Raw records
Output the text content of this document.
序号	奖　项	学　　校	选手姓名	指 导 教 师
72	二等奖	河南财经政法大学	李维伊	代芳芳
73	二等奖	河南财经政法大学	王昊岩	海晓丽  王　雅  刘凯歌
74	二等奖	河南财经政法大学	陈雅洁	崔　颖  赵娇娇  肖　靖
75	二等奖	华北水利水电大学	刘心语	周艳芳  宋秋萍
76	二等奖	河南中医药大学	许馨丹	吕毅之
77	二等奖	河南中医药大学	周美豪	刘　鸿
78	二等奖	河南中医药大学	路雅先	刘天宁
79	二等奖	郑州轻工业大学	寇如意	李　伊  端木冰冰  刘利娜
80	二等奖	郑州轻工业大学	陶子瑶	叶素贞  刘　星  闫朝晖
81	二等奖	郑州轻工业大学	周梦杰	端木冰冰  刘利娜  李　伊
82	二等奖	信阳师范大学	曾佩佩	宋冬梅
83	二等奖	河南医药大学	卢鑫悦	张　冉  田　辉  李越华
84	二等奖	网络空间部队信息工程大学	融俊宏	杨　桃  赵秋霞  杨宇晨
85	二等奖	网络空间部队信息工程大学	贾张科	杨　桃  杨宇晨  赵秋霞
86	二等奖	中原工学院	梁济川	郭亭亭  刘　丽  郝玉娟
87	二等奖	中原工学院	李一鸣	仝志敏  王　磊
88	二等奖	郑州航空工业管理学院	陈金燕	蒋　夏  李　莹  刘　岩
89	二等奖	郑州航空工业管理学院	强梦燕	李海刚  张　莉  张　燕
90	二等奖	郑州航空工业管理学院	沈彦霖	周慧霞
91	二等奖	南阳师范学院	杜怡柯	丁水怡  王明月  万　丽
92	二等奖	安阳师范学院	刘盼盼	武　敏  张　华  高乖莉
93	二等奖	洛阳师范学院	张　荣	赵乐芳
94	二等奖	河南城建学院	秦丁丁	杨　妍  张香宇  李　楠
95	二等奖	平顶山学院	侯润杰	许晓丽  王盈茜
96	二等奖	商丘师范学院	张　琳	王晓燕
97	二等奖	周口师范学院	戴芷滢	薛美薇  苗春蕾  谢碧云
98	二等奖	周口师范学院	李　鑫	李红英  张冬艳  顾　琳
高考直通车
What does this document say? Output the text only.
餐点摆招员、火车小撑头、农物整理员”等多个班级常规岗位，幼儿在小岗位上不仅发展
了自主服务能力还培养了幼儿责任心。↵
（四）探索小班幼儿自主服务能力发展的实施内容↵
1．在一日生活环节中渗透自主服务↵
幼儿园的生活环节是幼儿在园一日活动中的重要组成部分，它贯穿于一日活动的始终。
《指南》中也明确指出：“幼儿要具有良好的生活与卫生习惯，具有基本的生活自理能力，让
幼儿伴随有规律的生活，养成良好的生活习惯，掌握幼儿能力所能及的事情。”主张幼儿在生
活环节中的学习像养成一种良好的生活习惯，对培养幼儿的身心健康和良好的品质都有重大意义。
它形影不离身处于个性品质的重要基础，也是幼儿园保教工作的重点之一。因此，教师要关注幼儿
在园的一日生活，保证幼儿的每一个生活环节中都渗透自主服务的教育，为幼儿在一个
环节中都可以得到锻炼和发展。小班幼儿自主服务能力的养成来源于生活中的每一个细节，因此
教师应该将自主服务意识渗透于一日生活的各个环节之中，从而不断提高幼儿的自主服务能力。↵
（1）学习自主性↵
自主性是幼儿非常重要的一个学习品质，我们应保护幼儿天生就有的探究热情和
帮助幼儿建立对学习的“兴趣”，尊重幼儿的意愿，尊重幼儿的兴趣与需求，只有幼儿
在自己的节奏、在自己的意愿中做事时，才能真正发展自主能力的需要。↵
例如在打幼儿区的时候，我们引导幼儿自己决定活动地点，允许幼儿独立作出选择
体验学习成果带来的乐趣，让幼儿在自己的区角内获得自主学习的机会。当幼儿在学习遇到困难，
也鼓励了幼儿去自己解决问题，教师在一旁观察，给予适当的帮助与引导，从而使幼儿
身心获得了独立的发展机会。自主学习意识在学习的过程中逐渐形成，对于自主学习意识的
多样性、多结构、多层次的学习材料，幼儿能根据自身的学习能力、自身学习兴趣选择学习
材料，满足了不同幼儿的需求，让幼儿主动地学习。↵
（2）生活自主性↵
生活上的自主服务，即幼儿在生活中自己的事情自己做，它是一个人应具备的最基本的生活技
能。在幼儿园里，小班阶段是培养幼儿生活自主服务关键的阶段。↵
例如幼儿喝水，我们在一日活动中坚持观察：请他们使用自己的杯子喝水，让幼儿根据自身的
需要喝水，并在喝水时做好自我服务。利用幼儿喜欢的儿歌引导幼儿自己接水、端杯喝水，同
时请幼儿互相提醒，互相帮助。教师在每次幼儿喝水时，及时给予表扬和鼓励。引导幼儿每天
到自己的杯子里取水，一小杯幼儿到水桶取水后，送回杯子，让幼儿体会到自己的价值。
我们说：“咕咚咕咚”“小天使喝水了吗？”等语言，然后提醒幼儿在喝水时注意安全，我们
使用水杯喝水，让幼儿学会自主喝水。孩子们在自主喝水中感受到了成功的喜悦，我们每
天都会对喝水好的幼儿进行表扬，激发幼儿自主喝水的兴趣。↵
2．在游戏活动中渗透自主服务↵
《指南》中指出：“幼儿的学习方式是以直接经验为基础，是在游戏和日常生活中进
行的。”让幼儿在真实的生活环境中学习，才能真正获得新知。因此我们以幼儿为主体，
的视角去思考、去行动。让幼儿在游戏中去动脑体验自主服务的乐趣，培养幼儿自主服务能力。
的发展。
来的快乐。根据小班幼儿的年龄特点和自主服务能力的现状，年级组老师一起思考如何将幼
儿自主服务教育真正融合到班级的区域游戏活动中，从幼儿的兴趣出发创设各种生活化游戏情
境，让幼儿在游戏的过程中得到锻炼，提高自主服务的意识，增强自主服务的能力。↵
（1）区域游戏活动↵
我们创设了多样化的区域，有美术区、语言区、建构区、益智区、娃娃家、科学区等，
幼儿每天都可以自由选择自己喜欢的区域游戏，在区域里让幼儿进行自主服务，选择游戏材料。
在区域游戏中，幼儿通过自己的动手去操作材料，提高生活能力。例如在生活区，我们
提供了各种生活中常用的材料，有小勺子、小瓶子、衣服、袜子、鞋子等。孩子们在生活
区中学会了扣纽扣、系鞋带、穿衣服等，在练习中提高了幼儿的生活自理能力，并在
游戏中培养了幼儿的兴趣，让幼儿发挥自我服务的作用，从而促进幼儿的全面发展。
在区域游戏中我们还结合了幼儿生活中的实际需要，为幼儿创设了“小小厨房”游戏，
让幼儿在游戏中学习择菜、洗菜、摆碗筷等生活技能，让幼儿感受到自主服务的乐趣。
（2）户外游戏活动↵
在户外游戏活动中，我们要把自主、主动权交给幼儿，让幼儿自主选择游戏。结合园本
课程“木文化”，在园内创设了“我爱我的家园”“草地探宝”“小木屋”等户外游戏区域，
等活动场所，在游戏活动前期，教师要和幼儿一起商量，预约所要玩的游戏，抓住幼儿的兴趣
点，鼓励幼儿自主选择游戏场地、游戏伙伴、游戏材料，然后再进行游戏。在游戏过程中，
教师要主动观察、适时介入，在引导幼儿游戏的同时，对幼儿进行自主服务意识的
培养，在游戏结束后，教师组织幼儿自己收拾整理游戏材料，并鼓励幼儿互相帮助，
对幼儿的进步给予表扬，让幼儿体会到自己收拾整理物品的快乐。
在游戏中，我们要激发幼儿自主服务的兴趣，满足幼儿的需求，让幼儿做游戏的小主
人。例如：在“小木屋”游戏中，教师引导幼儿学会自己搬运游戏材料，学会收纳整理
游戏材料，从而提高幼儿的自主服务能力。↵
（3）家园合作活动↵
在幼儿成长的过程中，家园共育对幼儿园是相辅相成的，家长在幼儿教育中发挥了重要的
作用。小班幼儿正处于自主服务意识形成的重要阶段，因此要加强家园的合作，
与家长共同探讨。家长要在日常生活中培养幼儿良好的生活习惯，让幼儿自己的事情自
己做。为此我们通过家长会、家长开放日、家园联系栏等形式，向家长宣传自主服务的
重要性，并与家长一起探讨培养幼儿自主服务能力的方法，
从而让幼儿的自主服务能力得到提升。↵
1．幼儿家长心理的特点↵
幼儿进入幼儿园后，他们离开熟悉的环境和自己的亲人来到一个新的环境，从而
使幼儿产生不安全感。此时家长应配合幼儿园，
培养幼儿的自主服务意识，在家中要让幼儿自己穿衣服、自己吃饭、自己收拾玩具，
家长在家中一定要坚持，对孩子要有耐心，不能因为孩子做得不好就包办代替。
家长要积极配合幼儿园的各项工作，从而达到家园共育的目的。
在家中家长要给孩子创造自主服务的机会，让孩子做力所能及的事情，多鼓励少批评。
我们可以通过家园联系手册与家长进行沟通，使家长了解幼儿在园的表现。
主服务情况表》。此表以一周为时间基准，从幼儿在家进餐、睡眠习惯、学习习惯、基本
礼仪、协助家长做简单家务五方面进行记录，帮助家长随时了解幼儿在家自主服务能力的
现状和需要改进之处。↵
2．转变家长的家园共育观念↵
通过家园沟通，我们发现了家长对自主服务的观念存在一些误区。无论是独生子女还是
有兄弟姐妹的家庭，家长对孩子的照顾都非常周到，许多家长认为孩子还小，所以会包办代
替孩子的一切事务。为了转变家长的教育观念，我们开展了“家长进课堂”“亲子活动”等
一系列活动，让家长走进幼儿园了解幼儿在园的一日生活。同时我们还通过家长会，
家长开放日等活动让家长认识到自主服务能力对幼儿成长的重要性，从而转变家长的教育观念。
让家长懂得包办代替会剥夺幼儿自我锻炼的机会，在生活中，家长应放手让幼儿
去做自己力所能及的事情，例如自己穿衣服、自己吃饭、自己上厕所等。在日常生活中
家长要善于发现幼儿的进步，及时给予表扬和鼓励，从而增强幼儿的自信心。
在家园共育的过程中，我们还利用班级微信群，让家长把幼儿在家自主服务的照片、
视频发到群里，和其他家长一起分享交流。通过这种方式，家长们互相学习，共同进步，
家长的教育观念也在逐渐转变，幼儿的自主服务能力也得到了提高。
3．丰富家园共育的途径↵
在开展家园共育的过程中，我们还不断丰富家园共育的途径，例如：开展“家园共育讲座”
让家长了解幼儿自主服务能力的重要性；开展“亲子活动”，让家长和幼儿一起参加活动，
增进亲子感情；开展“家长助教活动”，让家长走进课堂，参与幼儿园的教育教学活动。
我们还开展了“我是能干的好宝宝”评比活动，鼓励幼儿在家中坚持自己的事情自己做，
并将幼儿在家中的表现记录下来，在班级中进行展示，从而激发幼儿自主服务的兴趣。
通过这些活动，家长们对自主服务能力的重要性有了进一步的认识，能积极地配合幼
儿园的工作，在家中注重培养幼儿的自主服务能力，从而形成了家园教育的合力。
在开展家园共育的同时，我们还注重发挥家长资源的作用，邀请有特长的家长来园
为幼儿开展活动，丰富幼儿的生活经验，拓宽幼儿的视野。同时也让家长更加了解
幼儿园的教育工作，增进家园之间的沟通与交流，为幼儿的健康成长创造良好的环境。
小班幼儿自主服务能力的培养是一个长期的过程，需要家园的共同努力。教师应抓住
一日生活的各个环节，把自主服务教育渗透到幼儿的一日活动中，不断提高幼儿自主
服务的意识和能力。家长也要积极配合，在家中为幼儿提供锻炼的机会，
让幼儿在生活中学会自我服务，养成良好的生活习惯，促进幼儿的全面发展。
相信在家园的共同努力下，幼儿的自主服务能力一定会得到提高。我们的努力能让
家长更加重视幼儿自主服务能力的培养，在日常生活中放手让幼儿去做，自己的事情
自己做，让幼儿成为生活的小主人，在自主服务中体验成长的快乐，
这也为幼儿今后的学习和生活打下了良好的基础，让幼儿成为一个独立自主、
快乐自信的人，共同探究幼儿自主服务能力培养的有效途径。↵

*PROBLEM STATEMENT*: How many lines in these records hold the string "Output"? Reply with the number alone.

*WRITTEN SOLUTION*: 2